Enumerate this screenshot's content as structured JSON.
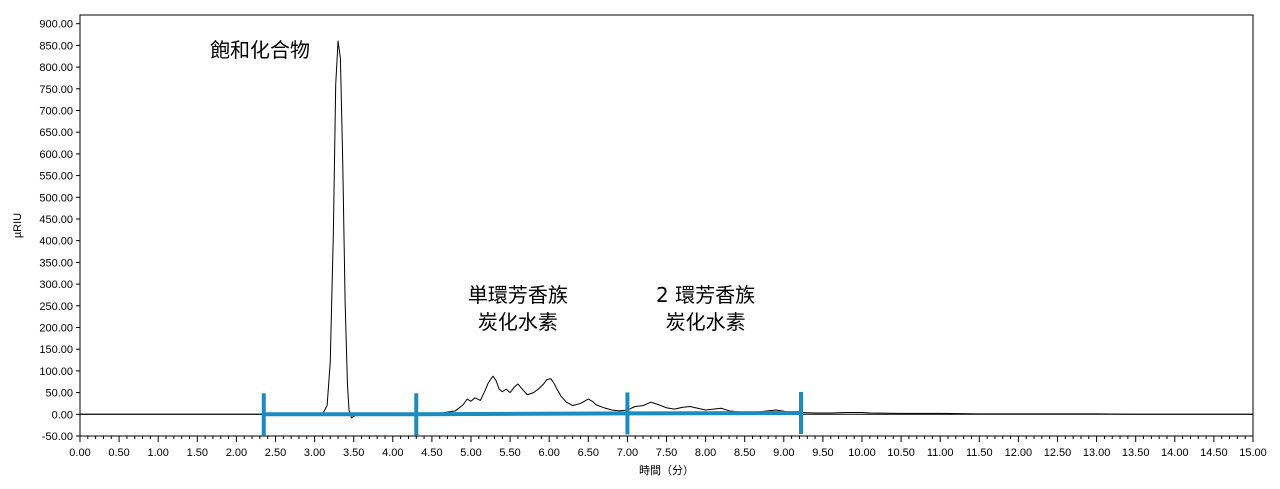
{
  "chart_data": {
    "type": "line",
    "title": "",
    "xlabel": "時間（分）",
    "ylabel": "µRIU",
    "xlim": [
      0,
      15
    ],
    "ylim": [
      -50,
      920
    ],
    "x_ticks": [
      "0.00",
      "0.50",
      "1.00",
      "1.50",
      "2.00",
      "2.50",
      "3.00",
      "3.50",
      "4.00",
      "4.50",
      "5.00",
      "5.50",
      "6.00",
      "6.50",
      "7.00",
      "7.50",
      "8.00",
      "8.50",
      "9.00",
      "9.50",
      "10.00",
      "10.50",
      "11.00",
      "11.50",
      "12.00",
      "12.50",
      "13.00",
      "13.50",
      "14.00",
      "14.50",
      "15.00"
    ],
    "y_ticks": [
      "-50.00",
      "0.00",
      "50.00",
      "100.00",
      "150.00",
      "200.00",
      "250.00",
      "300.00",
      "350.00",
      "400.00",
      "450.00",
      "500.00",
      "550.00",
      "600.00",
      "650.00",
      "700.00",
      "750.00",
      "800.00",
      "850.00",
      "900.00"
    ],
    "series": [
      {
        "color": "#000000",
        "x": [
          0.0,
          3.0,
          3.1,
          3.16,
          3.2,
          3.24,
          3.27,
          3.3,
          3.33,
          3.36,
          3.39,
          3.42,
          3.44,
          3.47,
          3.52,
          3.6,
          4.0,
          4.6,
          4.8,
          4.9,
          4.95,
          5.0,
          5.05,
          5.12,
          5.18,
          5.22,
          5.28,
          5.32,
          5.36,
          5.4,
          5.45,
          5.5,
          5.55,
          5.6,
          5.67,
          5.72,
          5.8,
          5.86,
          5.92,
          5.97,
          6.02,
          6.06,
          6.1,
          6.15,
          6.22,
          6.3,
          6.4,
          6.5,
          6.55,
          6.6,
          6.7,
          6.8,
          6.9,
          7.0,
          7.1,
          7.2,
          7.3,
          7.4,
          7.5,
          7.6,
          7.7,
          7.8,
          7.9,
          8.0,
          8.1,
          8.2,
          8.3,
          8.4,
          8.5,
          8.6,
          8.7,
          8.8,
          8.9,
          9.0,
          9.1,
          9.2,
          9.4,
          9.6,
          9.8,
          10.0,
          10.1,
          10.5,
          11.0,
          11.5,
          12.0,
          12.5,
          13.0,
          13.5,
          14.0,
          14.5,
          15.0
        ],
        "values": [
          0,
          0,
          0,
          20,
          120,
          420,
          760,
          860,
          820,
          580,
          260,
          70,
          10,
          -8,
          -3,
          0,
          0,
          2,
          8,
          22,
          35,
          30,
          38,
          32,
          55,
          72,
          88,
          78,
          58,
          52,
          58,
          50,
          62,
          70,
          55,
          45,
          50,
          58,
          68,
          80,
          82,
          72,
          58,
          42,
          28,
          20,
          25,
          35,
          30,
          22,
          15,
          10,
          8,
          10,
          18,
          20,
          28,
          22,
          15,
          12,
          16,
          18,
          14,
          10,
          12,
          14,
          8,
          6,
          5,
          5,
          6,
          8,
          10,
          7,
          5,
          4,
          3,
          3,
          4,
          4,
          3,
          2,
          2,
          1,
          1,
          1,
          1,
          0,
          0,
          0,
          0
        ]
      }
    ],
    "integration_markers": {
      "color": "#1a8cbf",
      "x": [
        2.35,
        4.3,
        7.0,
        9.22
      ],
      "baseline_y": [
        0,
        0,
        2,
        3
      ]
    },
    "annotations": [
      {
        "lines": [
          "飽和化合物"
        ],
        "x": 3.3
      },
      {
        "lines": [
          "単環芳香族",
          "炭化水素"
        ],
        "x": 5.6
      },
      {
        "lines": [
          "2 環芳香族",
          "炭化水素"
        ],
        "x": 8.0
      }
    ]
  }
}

+++++

:: Goal ::
Every record above should be written out again without change, except that the pictures are left out.

:: Output for this task ::
Enumerate this screenshot's content as structured JSON.
{
  "chart_data": {
    "type": "line",
    "title": "",
    "xlabel": "時間（分）",
    "ylabel": "µRIU",
    "xlim": [
      0,
      15
    ],
    "ylim": [
      -50,
      920
    ],
    "x_ticks": [
      "0.00",
      "0.50",
      "1.00",
      "1.50",
      "2.00",
      "2.50",
      "3.00",
      "3.50",
      "4.00",
      "4.50",
      "5.00",
      "5.50",
      "6.00",
      "6.50",
      "7.00",
      "7.50",
      "8.00",
      "8.50",
      "9.00",
      "9.50",
      "10.00",
      "10.50",
      "11.00",
      "11.50",
      "12.00",
      "12.50",
      "13.00",
      "13.50",
      "14.00",
      "14.50",
      "15.00"
    ],
    "y_ticks": [
      "-50.00",
      "0.00",
      "50.00",
      "100.00",
      "150.00",
      "200.00",
      "250.00",
      "300.00",
      "350.00",
      "400.00",
      "450.00",
      "500.00",
      "550.00",
      "600.00",
      "650.00",
      "700.00",
      "750.00",
      "800.00",
      "850.00",
      "900.00"
    ],
    "series": [
      {
        "color": "#000000",
        "x": [
          0.0,
          3.0,
          3.1,
          3.16,
          3.2,
          3.24,
          3.27,
          3.3,
          3.33,
          3.36,
          3.39,
          3.42,
          3.44,
          3.47,
          3.52,
          3.6,
          4.0,
          4.6,
          4.8,
          4.9,
          4.95,
          5.0,
          5.05,
          5.12,
          5.18,
          5.22,
          5.28,
          5.32,
          5.36,
          5.4,
          5.45,
          5.5,
          5.55,
          5.6,
          5.67,
          5.72,
          5.8,
          5.86,
          5.92,
          5.97,
          6.02,
          6.06,
          6.1,
          6.15,
          6.22,
          6.3,
          6.4,
          6.5,
          6.55,
          6.6,
          6.7,
          6.8,
          6.9,
          7.0,
          7.1,
          7.2,
          7.3,
          7.4,
          7.5,
          7.6,
          7.7,
          7.8,
          7.9,
          8.0,
          8.1,
          8.2,
          8.3,
          8.4,
          8.5,
          8.6,
          8.7,
          8.8,
          8.9,
          9.0,
          9.1,
          9.2,
          9.4,
          9.6,
          9.8,
          10.0,
          10.1,
          10.5,
          11.0,
          11.5,
          12.0,
          12.5,
          13.0,
          13.5,
          14.0,
          14.5,
          15.0
        ],
        "values": [
          0,
          0,
          0,
          20,
          120,
          420,
          760,
          860,
          820,
          580,
          260,
          70,
          10,
          -8,
          -3,
          0,
          0,
          2,
          8,
          22,
          35,
          30,
          38,
          32,
          55,
          72,
          88,
          78,
          58,
          52,
          58,
          50,
          62,
          70,
          55,
          45,
          50,
          58,
          68,
          80,
          82,
          72,
          58,
          42,
          28,
          20,
          25,
          35,
          30,
          22,
          15,
          10,
          8,
          10,
          18,
          20,
          28,
          22,
          15,
          12,
          16,
          18,
          14,
          10,
          12,
          14,
          8,
          6,
          5,
          5,
          6,
          8,
          10,
          7,
          5,
          4,
          3,
          3,
          4,
          4,
          3,
          2,
          2,
          1,
          1,
          1,
          1,
          0,
          0,
          0,
          0
        ]
      }
    ],
    "integration_markers": {
      "color": "#1a8cbf",
      "x": [
        2.35,
        4.3,
        7.0,
        9.22
      ],
      "baseline_y": [
        0,
        0,
        2,
        3
      ]
    },
    "annotations": [
      {
        "lines": [
          "飽和化合物"
        ],
        "x": 3.3
      },
      {
        "lines": [
          "単環芳香族",
          "炭化水素"
        ],
        "x": 5.6
      },
      {
        "lines": [
          "2 環芳香族",
          "炭化水素"
        ],
        "x": 8.0
      }
    ]
  }
}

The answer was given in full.